**Problem description:** Take the listing and print it in full, exactly as given.

(Saved entries)

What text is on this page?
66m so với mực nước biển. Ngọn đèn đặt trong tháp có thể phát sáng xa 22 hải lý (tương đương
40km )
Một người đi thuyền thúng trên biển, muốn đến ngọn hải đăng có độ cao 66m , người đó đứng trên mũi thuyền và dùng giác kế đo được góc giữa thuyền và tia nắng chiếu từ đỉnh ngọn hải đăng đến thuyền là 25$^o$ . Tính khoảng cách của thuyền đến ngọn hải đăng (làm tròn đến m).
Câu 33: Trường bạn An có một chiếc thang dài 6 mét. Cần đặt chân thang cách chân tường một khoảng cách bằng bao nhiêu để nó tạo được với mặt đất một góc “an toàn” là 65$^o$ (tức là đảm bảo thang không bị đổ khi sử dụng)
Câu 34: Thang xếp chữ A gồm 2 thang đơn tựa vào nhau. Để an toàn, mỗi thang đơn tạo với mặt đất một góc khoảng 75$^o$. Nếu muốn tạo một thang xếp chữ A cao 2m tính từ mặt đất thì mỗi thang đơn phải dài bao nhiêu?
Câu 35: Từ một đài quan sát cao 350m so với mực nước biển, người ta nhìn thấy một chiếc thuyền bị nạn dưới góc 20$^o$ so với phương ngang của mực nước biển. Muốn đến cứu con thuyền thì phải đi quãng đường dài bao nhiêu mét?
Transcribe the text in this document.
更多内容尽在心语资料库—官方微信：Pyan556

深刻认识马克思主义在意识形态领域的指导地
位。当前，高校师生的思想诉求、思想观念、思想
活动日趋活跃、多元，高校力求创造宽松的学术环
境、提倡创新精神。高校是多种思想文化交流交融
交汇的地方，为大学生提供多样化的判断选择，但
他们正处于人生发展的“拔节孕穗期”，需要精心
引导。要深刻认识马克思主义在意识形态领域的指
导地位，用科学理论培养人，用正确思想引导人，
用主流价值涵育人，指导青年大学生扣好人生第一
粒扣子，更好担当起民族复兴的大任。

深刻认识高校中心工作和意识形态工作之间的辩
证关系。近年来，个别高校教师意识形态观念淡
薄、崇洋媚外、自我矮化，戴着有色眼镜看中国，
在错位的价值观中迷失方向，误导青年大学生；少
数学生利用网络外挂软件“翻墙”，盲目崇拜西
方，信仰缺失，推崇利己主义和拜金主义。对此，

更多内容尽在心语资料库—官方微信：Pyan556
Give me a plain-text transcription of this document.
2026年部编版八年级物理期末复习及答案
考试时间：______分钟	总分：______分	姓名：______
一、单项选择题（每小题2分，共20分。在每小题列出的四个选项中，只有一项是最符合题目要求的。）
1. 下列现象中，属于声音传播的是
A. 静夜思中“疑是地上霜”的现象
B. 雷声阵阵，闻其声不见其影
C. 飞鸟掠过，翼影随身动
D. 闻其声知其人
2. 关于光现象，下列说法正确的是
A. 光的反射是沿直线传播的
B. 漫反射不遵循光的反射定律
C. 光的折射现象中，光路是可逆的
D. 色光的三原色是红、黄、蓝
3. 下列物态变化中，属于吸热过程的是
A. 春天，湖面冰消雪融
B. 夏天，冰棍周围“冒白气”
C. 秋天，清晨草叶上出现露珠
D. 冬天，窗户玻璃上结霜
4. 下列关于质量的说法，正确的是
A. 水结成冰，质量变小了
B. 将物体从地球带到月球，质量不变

**Written answer:**
What text is on this page?
66m so với mực nước biển. Ngọn đèn đặt trong tháp có thể phát sáng xa 22 hải lý (tương đương
40km )
Một người đi thuyền thúng trên biển, muốn đến ngọn hải đăng có độ cao 66m , người đó đứng trên mũi thuyền và dùng giác kế đo được góc giữa thuyền và tia nắng chiếu từ đỉnh ngọn hải đăng đến thuyền là 25$^o$ . Tính khoảng cách của thuyền đến ngọn hải đăng (làm tròn đến m).
Câu 33: Trường bạn An có một chiếc thang dài 6 mét. Cần đặt chân thang cách chân tường một khoảng cách bằng bao nhiêu để nó tạo được với mặt đất một góc “an toàn” là 65$^o$ (tức là đảm bảo thang không bị đổ khi sử dụng)
Câu 34: Thang xếp chữ A gồm 2 thang đơn tựa vào nhau. Để an toàn, mỗi thang đơn tạo với mặt đất một góc khoảng 75$^o$. Nếu muốn tạo một thang xếp chữ A cao 2m tính từ mặt đất thì mỗi thang đơn phải dài bao nhiêu?
Câu 35: Từ một đài quan sát cao 350m so với mực nước biển, người ta nhìn thấy một chiếc thuyền bị nạn dưới góc 20$^o$ so với phương ngang của mực nước biển. Muốn đến cứu con thuyền thì phải đi quãng đường dài bao nhiêu mét?
Transcribe the text in this document.
更多内容尽在心语资料库—官方微信：Pyan556

深刻认识马克思主义在意识形态领域的指导地
位。当前，高校师生的思想诉求、思想观念、思想
活动日趋活跃、多元，高校力求创造宽松的学术环
境、提倡创新精神。高校是多种思想文化交流交融
交汇的地方，为大学生提供多样化的判断选择，但
他们正处于人生发展的“拔节孕穗期”，需要精心
引导。要深刻认识马克思主义在意识形态领域的指
导地位，用科学理论培养人，用正确思想引导人，
用主流价值涵育人，指导青年大学生扣好人生第一
粒扣子，更好担当起民族复兴的大任。

深刻认识高校中心工作和意识形态工作之间的辩
证关系。近年来，个别高校教师意识形态观念淡
薄、崇洋媚外、自我矮化，戴着有色眼镜看中国，
在错位的价值观中迷失方向，误导青年大学生；少
数学生利用网络外挂软件“翻墙”，盲目崇拜西
方，信仰缺失，推崇利己主义和拜金主义。对此，

更多内容尽在心语资料库—官方微信：Pyan556
Give me a plain-text transcription of this document.
2026年部编版八年级物理期末复习及答案
考试时间：______分钟	总分：______分	姓名：______
一、单项选择题（每小题2分，共20分。在每小题列出的四个选项中，只有一项是最符合题目要求的。）
1. 下列现象中，属于声音传播的是
A. 静夜思中“疑是地上霜”的现象
B. 雷声阵阵，闻其声不见其影
C. 飞鸟掠过，翼影随身动
D. 闻其声知其人
2. 关于光现象，下列说法正确的是
A. 光的反射是沿直线传播的
B. 漫反射不遵循光的反射定律
C. 光的折射现象中，光路是可逆的
D. 色光的三原色是红、黄、蓝
3. 下列物态变化中，属于吸热过程的是
A. 春天，湖面冰消雪融
B. 夏天，冰棍周围“冒白气”
C. 秋天，清晨草叶上出现露珠
D. 冬天，窗户玻璃上结霜
4. 下列关于质量的说法，正确的是
A. 水结成冰，质量变小了
B. 将物体从地球带到月球，质量不变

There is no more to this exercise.